Stored data
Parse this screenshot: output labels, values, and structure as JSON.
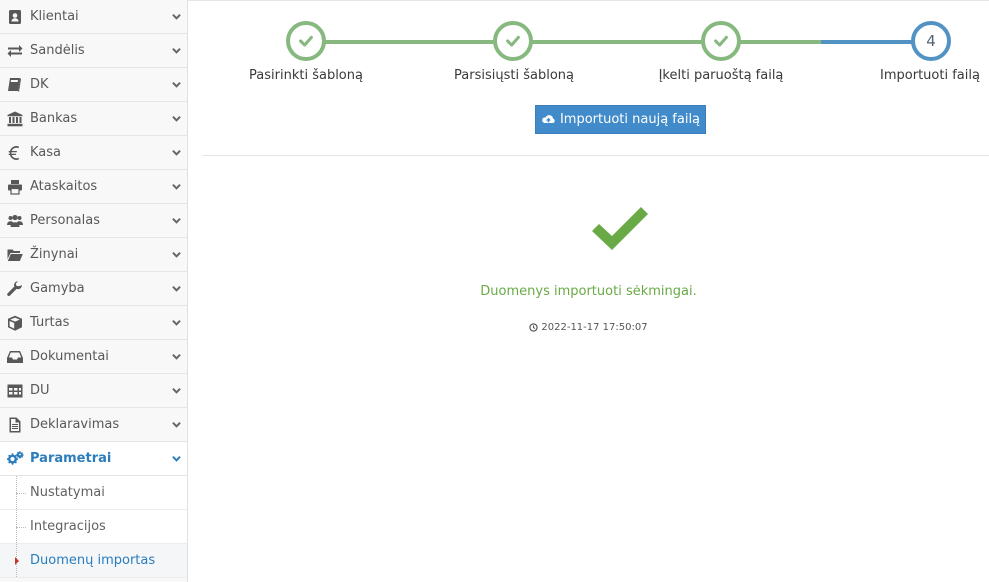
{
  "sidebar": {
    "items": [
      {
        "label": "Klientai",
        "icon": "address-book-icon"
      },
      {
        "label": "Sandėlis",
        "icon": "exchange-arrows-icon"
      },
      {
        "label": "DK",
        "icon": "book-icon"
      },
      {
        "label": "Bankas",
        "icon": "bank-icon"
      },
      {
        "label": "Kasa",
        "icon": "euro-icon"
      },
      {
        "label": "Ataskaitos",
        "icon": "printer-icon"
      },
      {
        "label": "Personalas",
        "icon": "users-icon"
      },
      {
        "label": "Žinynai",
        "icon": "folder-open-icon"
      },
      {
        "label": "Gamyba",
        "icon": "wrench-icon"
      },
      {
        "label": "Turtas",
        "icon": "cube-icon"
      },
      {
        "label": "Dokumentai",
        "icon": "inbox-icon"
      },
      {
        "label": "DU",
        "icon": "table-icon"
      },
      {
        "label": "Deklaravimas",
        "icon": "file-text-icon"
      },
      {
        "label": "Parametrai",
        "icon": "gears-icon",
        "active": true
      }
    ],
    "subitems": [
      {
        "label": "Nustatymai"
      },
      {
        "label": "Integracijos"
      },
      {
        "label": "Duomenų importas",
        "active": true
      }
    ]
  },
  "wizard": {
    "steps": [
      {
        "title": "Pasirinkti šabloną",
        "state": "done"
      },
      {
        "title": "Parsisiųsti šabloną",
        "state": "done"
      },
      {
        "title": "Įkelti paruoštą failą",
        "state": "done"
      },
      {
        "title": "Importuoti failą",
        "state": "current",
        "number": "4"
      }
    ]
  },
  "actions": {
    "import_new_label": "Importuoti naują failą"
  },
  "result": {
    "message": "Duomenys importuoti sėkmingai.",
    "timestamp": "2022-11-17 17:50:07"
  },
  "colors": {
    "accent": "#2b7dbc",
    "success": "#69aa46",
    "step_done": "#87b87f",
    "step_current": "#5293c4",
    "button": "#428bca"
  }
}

* * *

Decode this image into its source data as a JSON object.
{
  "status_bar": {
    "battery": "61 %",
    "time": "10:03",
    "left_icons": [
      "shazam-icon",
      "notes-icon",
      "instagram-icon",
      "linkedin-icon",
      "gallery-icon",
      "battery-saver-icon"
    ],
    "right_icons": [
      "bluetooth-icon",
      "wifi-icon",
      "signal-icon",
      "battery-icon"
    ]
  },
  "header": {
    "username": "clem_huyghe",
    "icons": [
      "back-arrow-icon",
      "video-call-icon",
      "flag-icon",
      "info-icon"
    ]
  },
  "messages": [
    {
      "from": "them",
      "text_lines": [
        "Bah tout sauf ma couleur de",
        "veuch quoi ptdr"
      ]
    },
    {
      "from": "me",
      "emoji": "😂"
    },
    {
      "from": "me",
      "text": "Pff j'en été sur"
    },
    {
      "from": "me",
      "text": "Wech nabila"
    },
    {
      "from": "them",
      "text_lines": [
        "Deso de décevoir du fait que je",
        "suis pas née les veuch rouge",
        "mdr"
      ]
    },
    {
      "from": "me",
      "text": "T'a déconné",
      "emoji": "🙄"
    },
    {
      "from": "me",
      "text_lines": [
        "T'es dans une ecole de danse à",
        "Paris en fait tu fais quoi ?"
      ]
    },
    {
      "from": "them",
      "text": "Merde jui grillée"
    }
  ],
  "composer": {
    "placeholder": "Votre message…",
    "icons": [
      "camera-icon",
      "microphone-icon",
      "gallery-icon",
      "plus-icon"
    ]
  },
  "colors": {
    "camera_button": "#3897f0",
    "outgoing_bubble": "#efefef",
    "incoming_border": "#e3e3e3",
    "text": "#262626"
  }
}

### TASK DESCRIPTION
Pull out every line containing "quoi".

### ANSWER TO THE PROBLEM
        "veuch quoi ptdr"
        "Paris en fait tu fais quoi ?"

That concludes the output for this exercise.